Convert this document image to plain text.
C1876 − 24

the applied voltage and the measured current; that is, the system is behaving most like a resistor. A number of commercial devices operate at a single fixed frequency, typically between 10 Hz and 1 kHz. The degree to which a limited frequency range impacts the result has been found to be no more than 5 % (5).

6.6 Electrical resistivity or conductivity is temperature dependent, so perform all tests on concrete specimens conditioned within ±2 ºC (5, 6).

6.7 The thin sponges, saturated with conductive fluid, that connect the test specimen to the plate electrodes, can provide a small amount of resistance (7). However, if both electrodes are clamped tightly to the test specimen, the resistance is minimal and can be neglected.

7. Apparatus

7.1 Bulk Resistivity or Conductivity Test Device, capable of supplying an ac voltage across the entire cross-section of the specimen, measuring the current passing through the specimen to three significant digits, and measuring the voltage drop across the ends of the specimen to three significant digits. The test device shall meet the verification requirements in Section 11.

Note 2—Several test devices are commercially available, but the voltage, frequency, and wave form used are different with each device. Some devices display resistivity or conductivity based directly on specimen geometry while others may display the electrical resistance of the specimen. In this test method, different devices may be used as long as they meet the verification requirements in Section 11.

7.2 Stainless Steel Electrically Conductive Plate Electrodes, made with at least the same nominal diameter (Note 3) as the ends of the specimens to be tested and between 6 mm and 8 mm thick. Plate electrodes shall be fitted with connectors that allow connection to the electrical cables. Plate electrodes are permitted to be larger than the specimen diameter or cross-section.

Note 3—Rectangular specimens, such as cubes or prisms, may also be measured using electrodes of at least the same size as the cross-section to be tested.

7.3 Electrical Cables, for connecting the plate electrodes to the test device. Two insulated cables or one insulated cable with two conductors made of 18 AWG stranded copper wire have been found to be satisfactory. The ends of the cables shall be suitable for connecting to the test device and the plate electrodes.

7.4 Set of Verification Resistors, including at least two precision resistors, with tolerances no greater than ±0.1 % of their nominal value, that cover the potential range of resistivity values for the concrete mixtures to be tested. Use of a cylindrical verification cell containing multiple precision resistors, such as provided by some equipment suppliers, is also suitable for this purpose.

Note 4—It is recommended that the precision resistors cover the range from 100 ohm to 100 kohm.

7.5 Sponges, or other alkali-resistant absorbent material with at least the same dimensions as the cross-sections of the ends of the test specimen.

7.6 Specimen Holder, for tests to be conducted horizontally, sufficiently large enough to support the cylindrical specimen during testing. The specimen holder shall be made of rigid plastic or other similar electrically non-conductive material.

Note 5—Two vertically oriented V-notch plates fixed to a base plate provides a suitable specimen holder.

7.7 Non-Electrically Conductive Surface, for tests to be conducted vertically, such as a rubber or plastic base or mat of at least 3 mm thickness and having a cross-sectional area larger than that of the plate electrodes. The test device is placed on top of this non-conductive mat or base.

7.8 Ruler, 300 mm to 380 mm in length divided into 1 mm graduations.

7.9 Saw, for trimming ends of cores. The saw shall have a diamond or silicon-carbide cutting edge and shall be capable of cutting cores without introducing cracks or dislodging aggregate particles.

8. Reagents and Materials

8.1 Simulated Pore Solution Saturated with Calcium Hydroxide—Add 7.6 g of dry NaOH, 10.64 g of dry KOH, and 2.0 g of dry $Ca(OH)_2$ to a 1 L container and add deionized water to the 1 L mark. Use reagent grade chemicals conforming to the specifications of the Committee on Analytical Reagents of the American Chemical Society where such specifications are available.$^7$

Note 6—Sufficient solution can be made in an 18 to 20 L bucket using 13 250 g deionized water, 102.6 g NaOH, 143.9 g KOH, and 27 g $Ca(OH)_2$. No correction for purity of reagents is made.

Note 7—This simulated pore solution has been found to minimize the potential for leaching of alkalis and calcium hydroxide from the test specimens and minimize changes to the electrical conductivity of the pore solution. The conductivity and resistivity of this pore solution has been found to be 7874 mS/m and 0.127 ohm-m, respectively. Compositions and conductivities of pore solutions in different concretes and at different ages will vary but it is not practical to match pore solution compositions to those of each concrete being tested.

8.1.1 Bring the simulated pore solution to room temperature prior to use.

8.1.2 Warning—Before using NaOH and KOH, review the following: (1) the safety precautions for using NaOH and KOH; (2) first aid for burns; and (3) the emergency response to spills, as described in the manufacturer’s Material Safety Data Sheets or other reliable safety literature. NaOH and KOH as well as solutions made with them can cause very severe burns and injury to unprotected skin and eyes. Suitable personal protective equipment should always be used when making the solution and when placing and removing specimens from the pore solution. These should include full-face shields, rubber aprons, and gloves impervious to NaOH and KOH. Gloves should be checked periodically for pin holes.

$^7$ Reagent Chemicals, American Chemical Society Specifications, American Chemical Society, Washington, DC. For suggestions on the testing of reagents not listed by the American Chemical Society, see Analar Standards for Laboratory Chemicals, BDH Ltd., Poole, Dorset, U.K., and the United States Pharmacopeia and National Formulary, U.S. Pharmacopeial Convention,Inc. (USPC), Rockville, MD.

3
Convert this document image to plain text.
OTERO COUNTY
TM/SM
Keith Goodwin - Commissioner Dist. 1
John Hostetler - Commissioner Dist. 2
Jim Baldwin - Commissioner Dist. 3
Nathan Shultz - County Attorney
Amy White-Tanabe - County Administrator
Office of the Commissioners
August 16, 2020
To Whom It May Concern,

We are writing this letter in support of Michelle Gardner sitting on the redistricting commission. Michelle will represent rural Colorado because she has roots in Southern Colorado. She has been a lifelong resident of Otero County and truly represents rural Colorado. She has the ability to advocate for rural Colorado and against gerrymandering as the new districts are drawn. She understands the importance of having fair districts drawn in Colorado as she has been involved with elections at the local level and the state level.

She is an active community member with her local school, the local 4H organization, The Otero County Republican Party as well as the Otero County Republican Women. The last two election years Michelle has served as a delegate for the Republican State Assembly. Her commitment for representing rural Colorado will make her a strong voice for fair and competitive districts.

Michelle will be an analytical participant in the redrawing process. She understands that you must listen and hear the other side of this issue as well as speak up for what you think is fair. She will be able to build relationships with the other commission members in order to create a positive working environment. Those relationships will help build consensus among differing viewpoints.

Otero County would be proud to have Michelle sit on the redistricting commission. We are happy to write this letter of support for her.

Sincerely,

◆ **WRITTEN TASK**: Quote every line of the data, word for word.

◆ **FINISHED EXERCISE**:
Convert this document image to plain text.
C1876 − 24

the applied voltage and the measured current; that is, the system is behaving most like a resistor. A number of commercial devices operate at a single fixed frequency, typically between 10 Hz and 1 kHz. The degree to which a limited frequency range impacts the result has been found to be no more than 5 % (5).

6.6 Electrical resistivity or conductivity is temperature dependent, so perform all tests on concrete specimens conditioned within ±2 ºC (5, 6).

6.7 The thin sponges, saturated with conductive fluid, that connect the test specimen to the plate electrodes, can provide a small amount of resistance (7). However, if both electrodes are clamped tightly to the test specimen, the resistance is minimal and can be neglected.

7. Apparatus

7.1 Bulk Resistivity or Conductivity Test Device, capable of supplying an ac voltage across the entire cross-section of the specimen, measuring the current passing through the specimen to three significant digits, and measuring the voltage drop across the ends of the specimen to three significant digits. The test device shall meet the verification requirements in Section 11.

Note 2—Several test devices are commercially available, but the voltage, frequency, and wave form used are different with each device. Some devices display resistivity or conductivity based directly on specimen geometry while others may display the electrical resistance of the specimen. In this test method, different devices may be used as long as they meet the verification requirements in Section 11.

7.2 Stainless Steel Electrically Conductive Plate Electrodes, made with at least the same nominal diameter (Note 3) as the ends of the specimens to be tested and between 6 mm and 8 mm thick. Plate electrodes shall be fitted with connectors that allow connection to the electrical cables. Plate electrodes are permitted to be larger than the specimen diameter or cross-section.

Note 3—Rectangular specimens, such as cubes or prisms, may also be measured using electrodes of at least the same size as the cross-section to be tested.

7.3 Electrical Cables, for connecting the plate electrodes to the test device. Two insulated cables or one insulated cable with two conductors made of 18 AWG stranded copper wire have been found to be satisfactory. The ends of the cables shall be suitable for connecting to the test device and the plate electrodes.

7.4 Set of Verification Resistors, including at least two precision resistors, with tolerances no greater than ±0.1 % of their nominal value, that cover the potential range of resistivity values for the concrete mixtures to be tested. Use of a cylindrical verification cell containing multiple precision resistors, such as provided by some equipment suppliers, is also suitable for this purpose.

Note 4—It is recommended that the precision resistors cover the range from 100 ohm to 100 kohm.

7.5 Sponges, or other alkali-resistant absorbent material with at least the same dimensions as the cross-sections of the ends of the test specimen.

7.6 Specimen Holder, for tests to be conducted horizontally, sufficiently large enough to support the cylindrical specimen during testing. The specimen holder shall be made of rigid plastic or other similar electrically non-conductive material.

Note 5—Two vertically oriented V-notch plates fixed to a base plate provides a suitable specimen holder.

7.7 Non-Electrically Conductive Surface, for tests to be conducted vertically, such as a rubber or plastic base or mat of at least 3 mm thickness and having a cross-sectional area larger than that of the plate electrodes. The test device is placed on top of this non-conductive mat or base.

7.8 Ruler, 300 mm to 380 mm in length divided into 1 mm graduations.

7.9 Saw, for trimming ends of cores. The saw shall have a diamond or silicon-carbide cutting edge and shall be capable of cutting cores without introducing cracks or dislodging aggregate particles.

8. Reagents and Materials

8.1 Simulated Pore Solution Saturated with Calcium Hydroxide—Add 7.6 g of dry NaOH, 10.64 g of dry KOH, and 2.0 g of dry $Ca(OH)_2$ to a 1 L container and add deionized water to the 1 L mark. Use reagent grade chemicals conforming to the specifications of the Committee on Analytical Reagents of the American Chemical Society where such specifications are available.$^7$

Note 6—Sufficient solution can be made in an 18 to 20 L bucket using 13 250 g deionized water, 102.6 g NaOH, 143.9 g KOH, and 27 g $Ca(OH)_2$. No correction for purity of reagents is made.

Note 7—This simulated pore solution has been found to minimize the potential for leaching of alkalis and calcium hydroxide from the test specimens and minimize changes to the electrical conductivity of the pore solution. The conductivity and resistivity of this pore solution has been found to be 7874 mS/m and 0.127 ohm-m, respectively. Compositions and conductivities of pore solutions in different concretes and at different ages will vary but it is not practical to match pore solution compositions to those of each concrete being tested.

8.1.1 Bring the simulated pore solution to room temperature prior to use.

8.1.2 Warning—Before using NaOH and KOH, review the following: (1) the safety precautions for using NaOH and KOH; (2) first aid for burns; and (3) the emergency response to spills, as described in the manufacturer’s Material Safety Data Sheets or other reliable safety literature. NaOH and KOH as well as solutions made with them can cause very severe burns and injury to unprotected skin and eyes. Suitable personal protective equipment should always be used when making the solution and when placing and removing specimens from the pore solution. These should include full-face shields, rubber aprons, and gloves impervious to NaOH and KOH. Gloves should be checked periodically for pin holes.

$^7$ Reagent Chemicals, American Chemical Society Specifications, American Chemical Society, Washington, DC. For suggestions on the testing of reagents not listed by the American Chemical Society, see Analar Standards for Laboratory Chemicals, BDH Ltd., Poole, Dorset, U.K., and the United States Pharmacopeia and National Formulary, U.S. Pharmacopeial Convention,Inc. (USPC), Rockville, MD.

3
Convert this document image to plain text.
OTERO COUNTY
TM/SM
Keith Goodwin - Commissioner Dist. 1
John Hostetler - Commissioner Dist. 2
Jim Baldwin - Commissioner Dist. 3
Nathan Shultz - County Attorney
Amy White-Tanabe - County Administrator
Office of the Commissioners
August 16, 2020
To Whom It May Concern,

We are writing this letter in support of Michelle Gardner sitting on the redistricting commission. Michelle will represent rural Colorado because she has roots in Southern Colorado. She has been a lifelong resident of Otero County and truly represents rural Colorado. She has the ability to advocate for rural Colorado and against gerrymandering as the new districts are drawn. She understands the importance of having fair districts drawn in Colorado as she has been involved with elections at the local level and the state level.

She is an active community member with her local school, the local 4H organization, The Otero County Republican Party as well as the Otero County Republican Women. The last two election years Michelle has served as a delegate for the Republican State Assembly. Her commitment for representing rural Colorado will make her a strong voice for fair and competitive districts.

Michelle will be an analytical participant in the redrawing process. She understands that you must listen and hear the other side of this issue as well as speak up for what you think is fair. She will be able to build relationships with the other commission members in order to create a positive working environment. Those relationships will help build consensus among differing viewpoints.

Otero County would be proud to have Michelle sit on the redistricting commission. We are happy to write this letter of support for her.

Sincerely,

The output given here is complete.